Exercise task:
Set down every entry word for word. Omit the pictures.

Exercise data:
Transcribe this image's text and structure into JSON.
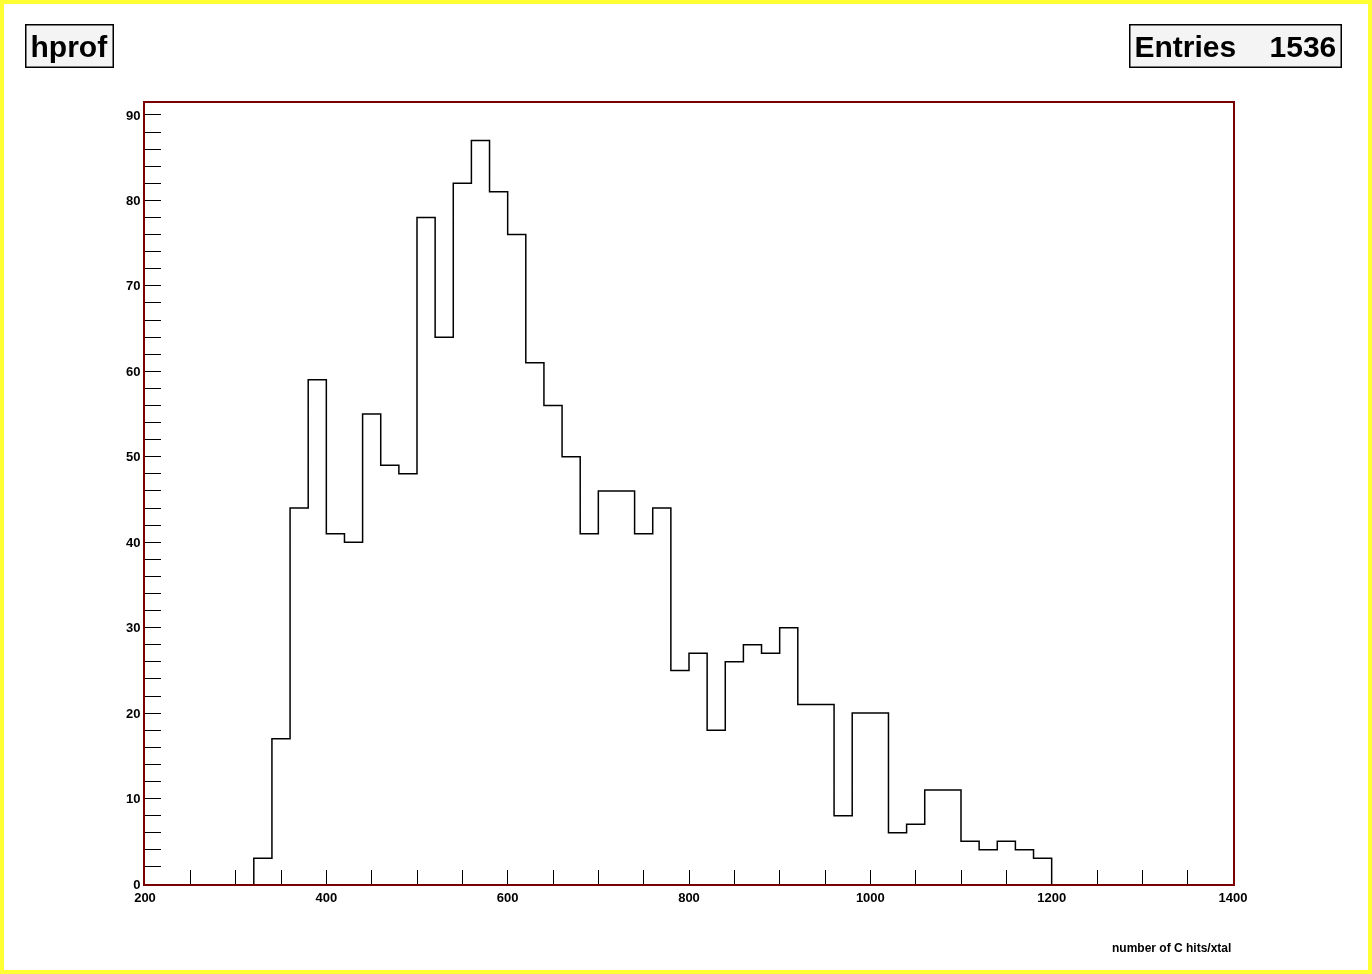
{
  "chart_data": {
    "type": "histogram",
    "title": "hprof",
    "xlabel": "number of C hits/xtal",
    "annotations": [
      "Entries    1536"
    ],
    "bins": [
      320,
      340,
      360,
      380,
      400,
      420,
      440,
      460,
      480,
      500,
      520,
      540,
      560,
      580,
      600,
      620,
      640,
      660,
      680,
      700,
      720,
      740,
      760,
      780,
      800,
      820,
      840,
      860,
      880,
      900,
      920,
      940,
      960,
      980,
      1000,
      1020,
      1040,
      1060,
      1080,
      1100,
      1120,
      1140,
      1160,
      1180,
      1200
    ],
    "values": [
      3,
      17,
      44,
      59,
      41,
      40,
      55,
      49,
      48,
      78,
      64,
      82,
      87,
      81,
      76,
      61,
      56,
      50,
      41,
      46,
      46,
      41,
      44,
      25,
      27,
      18,
      26,
      28,
      27,
      30,
      21,
      21,
      8,
      20,
      20,
      6,
      7,
      11,
      11,
      5,
      4,
      5,
      4,
      3
    ],
    "color": "#000000",
    "xlim": [
      200,
      1400
    ],
    "xticks": [
      200,
      {
        "value": 250,
        "label": null
      },
      {
        "value": 300,
        "label": null
      },
      {
        "value": 350,
        "label": null
      },
      400,
      {
        "value": 450,
        "label": null
      },
      {
        "value": 500,
        "label": null
      },
      {
        "value": 550,
        "label": null
      },
      600,
      {
        "value": 650,
        "label": null
      },
      {
        "value": 700,
        "label": null
      },
      {
        "value": 750,
        "label": null
      },
      800,
      {
        "value": 850,
        "label": null
      },
      {
        "value": 900,
        "label": null
      },
      {
        "value": 950,
        "label": null
      },
      1000,
      {
        "value": 1050,
        "label": null
      },
      {
        "value": 1100,
        "label": null
      },
      {
        "value": 1150,
        "label": null
      },
      1200,
      {
        "value": 1250,
        "label": null
      },
      {
        "value": 1300,
        "label": null
      },
      {
        "value": 1350,
        "label": null
      },
      1400
    ],
    "ylim": [
      0,
      91.4
    ],
    "yticks": [
      0,
      {
        "value": 2,
        "label": null
      },
      {
        "value": 4,
        "label": null
      },
      {
        "value": 6,
        "label": null
      },
      {
        "value": 8,
        "label": null
      },
      10,
      {
        "value": 12,
        "label": null
      },
      {
        "value": 14,
        "label": null
      },
      {
        "value": 16,
        "label": null
      },
      {
        "value": 18,
        "label": null
      },
      20,
      {
        "value": 22,
        "label": null
      },
      {
        "value": 24,
        "label": null
      },
      {
        "value": 26,
        "label": null
      },
      {
        "value": 28,
        "label": null
      },
      30,
      {
        "value": 32,
        "label": null
      },
      {
        "value": 34,
        "label": null
      },
      {
        "value": 36,
        "label": null
      },
      {
        "value": 38,
        "label": null
      },
      40,
      {
        "value": 42,
        "label": null
      },
      {
        "value": 44,
        "label": null
      },
      {
        "value": 46,
        "label": null
      },
      {
        "value": 48,
        "label": null
      },
      50,
      {
        "value": 52,
        "label": null
      },
      {
        "value": 54,
        "label": null
      },
      {
        "value": 56,
        "label": null
      },
      {
        "value": 58,
        "label": null
      },
      60,
      {
        "value": 62,
        "label": null
      },
      {
        "value": 64,
        "label": null
      },
      {
        "value": 66,
        "label": null
      },
      {
        "value": 68,
        "label": null
      },
      70,
      {
        "value": 72,
        "label": null
      },
      {
        "value": 74,
        "label": null
      },
      {
        "value": 76,
        "label": null
      },
      {
        "value": 78,
        "label": null
      },
      80,
      {
        "value": 82,
        "label": null
      },
      {
        "value": 84,
        "label": null
      },
      {
        "value": 86,
        "label": null
      },
      {
        "value": 88,
        "label": null
      },
      90
    ],
    "grid": false
  }
}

Written reply:
Transcribe this image's text and structure into JSON.
{
  "chart_data": {
    "type": "histogram",
    "title": "hprof",
    "xlabel": "number of C hits/xtal",
    "annotations": [
      "Entries    1536"
    ],
    "bins": [
      320,
      340,
      360,
      380,
      400,
      420,
      440,
      460,
      480,
      500,
      520,
      540,
      560,
      580,
      600,
      620,
      640,
      660,
      680,
      700,
      720,
      740,
      760,
      780,
      800,
      820,
      840,
      860,
      880,
      900,
      920,
      940,
      960,
      980,
      1000,
      1020,
      1040,
      1060,
      1080,
      1100,
      1120,
      1140,
      1160,
      1180,
      1200
    ],
    "values": [
      3,
      17,
      44,
      59,
      41,
      40,
      55,
      49,
      48,
      78,
      64,
      82,
      87,
      81,
      76,
      61,
      56,
      50,
      41,
      46,
      46,
      41,
      44,
      25,
      27,
      18,
      26,
      28,
      27,
      30,
      21,
      21,
      8,
      20,
      20,
      6,
      7,
      11,
      11,
      5,
      4,
      5,
      4,
      3
    ],
    "color": "#000000",
    "xlim": [
      200,
      1400
    ],
    "xticks": [
      200,
      {
        "value": 250,
        "label": null
      },
      {
        "value": 300,
        "label": null
      },
      {
        "value": 350,
        "label": null
      },
      400,
      {
        "value": 450,
        "label": null
      },
      {
        "value": 500,
        "label": null
      },
      {
        "value": 550,
        "label": null
      },
      600,
      {
        "value": 650,
        "label": null
      },
      {
        "value": 700,
        "label": null
      },
      {
        "value": 750,
        "label": null
      },
      800,
      {
        "value": 850,
        "label": null
      },
      {
        "value": 900,
        "label": null
      },
      {
        "value": 950,
        "label": null
      },
      1000,
      {
        "value": 1050,
        "label": null
      },
      {
        "value": 1100,
        "label": null
      },
      {
        "value": 1150,
        "label": null
      },
      1200,
      {
        "value": 1250,
        "label": null
      },
      {
        "value": 1300,
        "label": null
      },
      {
        "value": 1350,
        "label": null
      },
      1400
    ],
    "ylim": [
      0,
      91.4
    ],
    "yticks": [
      0,
      {
        "value": 2,
        "label": null
      },
      {
        "value": 4,
        "label": null
      },
      {
        "value": 6,
        "label": null
      },
      {
        "value": 8,
        "label": null
      },
      10,
      {
        "value": 12,
        "label": null
      },
      {
        "value": 14,
        "label": null
      },
      {
        "value": 16,
        "label": null
      },
      {
        "value": 18,
        "label": null
      },
      20,
      {
        "value": 22,
        "label": null
      },
      {
        "value": 24,
        "label": null
      },
      {
        "value": 26,
        "label": null
      },
      {
        "value": 28,
        "label": null
      },
      30,
      {
        "value": 32,
        "label": null
      },
      {
        "value": 34,
        "label": null
      },
      {
        "value": 36,
        "label": null
      },
      {
        "value": 38,
        "label": null
      },
      40,
      {
        "value": 42,
        "label": null
      },
      {
        "value": 44,
        "label": null
      },
      {
        "value": 46,
        "label": null
      },
      {
        "value": 48,
        "label": null
      },
      50,
      {
        "value": 52,
        "label": null
      },
      {
        "value": 54,
        "label": null
      },
      {
        "value": 56,
        "label": null
      },
      {
        "value": 58,
        "label": null
      },
      60,
      {
        "value": 62,
        "label": null
      },
      {
        "value": 64,
        "label": null
      },
      {
        "value": 66,
        "label": null
      },
      {
        "value": 68,
        "label": null
      },
      70,
      {
        "value": 72,
        "label": null
      },
      {
        "value": 74,
        "label": null
      },
      {
        "value": 76,
        "label": null
      },
      {
        "value": 78,
        "label": null
      },
      80,
      {
        "value": 82,
        "label": null
      },
      {
        "value": 84,
        "label": null
      },
      {
        "value": 86,
        "label": null
      },
      {
        "value": 88,
        "label": null
      },
      90
    ],
    "grid": false
  }
}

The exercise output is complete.